> _Exercise_: Where does the string "area" appear in the records? Copy every line that contains it.

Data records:
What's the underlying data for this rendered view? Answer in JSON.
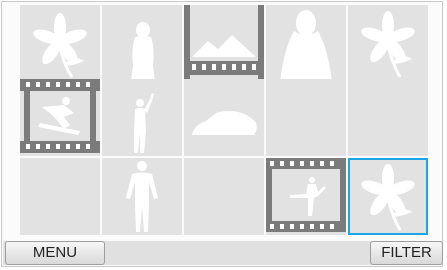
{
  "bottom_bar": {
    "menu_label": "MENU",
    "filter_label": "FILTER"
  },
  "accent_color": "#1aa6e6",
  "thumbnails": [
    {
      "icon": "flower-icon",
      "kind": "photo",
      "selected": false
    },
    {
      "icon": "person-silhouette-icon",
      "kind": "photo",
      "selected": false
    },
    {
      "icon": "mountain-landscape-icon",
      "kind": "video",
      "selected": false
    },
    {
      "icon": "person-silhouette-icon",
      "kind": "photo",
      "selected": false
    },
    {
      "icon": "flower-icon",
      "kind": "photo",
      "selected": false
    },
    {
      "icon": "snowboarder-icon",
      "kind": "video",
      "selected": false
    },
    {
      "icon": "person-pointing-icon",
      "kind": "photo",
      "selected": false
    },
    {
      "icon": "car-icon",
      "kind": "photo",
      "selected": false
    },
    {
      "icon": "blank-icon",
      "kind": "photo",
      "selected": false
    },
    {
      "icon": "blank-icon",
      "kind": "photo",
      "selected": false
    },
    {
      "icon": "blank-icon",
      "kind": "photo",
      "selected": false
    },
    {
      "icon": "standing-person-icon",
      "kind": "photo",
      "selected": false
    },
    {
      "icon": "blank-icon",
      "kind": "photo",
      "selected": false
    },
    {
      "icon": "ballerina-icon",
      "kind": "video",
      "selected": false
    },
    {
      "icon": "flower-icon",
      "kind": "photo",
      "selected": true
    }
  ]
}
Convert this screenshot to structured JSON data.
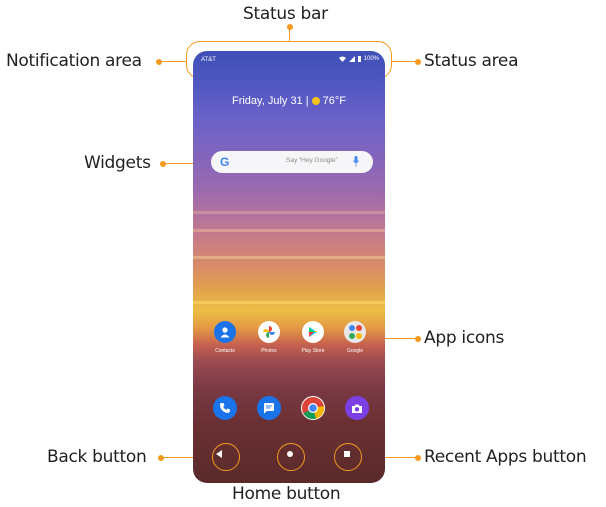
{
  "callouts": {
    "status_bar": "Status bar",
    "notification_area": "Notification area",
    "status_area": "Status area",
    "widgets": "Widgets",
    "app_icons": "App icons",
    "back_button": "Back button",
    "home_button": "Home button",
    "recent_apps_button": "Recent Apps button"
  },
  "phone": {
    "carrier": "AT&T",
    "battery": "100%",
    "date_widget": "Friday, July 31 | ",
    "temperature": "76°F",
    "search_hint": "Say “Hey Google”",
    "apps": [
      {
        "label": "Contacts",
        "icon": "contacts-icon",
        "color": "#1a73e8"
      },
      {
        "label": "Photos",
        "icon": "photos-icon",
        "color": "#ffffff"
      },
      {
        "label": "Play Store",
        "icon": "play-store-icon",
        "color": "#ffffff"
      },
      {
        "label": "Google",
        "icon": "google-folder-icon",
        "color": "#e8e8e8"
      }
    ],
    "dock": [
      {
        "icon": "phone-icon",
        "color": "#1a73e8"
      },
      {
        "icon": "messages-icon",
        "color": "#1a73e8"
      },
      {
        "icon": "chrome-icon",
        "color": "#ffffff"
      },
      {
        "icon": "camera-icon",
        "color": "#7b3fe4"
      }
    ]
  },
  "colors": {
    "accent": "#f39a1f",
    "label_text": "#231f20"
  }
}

==

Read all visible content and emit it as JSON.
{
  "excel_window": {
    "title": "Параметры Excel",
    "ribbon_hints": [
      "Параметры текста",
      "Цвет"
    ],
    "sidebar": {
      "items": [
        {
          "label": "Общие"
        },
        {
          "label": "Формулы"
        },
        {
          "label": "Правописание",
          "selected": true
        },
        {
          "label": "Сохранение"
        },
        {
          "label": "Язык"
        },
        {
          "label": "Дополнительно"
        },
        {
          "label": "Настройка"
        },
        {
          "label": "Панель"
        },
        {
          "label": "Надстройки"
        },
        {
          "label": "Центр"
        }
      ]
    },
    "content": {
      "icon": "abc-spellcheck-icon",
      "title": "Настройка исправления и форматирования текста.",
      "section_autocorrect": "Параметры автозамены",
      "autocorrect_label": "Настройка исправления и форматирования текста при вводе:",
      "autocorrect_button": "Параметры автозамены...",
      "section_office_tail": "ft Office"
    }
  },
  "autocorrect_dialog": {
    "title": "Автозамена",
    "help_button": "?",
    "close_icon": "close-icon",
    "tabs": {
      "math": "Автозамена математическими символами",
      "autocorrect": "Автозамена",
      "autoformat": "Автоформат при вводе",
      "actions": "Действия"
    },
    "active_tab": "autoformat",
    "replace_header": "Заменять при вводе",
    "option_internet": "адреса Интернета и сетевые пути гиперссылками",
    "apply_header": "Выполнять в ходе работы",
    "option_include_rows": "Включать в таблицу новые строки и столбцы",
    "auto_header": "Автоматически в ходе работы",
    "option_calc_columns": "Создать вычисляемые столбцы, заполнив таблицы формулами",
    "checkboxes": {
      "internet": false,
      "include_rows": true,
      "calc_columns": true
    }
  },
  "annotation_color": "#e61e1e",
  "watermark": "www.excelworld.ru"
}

---

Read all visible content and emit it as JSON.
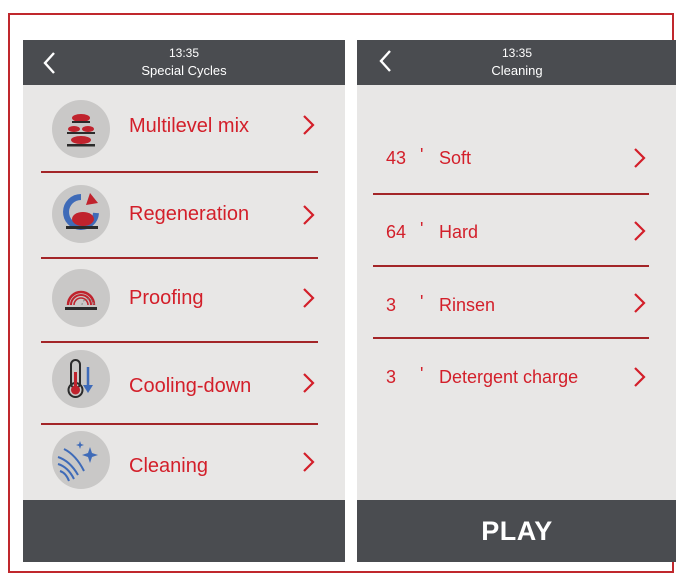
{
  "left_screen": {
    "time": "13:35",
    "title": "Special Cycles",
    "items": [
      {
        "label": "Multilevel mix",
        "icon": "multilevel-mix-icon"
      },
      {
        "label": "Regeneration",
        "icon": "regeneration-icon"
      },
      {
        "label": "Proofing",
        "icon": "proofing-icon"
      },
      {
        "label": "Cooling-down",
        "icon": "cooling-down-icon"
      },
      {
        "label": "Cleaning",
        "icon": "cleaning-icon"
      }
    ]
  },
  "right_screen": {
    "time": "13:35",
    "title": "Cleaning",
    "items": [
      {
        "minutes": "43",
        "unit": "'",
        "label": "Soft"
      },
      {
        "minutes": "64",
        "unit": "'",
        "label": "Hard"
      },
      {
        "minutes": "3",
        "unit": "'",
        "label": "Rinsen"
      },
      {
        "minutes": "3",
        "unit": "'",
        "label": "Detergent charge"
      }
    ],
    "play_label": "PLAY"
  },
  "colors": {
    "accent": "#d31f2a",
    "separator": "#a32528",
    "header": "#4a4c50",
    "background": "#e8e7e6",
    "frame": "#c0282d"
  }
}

> _Complete output_:
    "notification_area": "Notification area",
    "status_area": "Status area",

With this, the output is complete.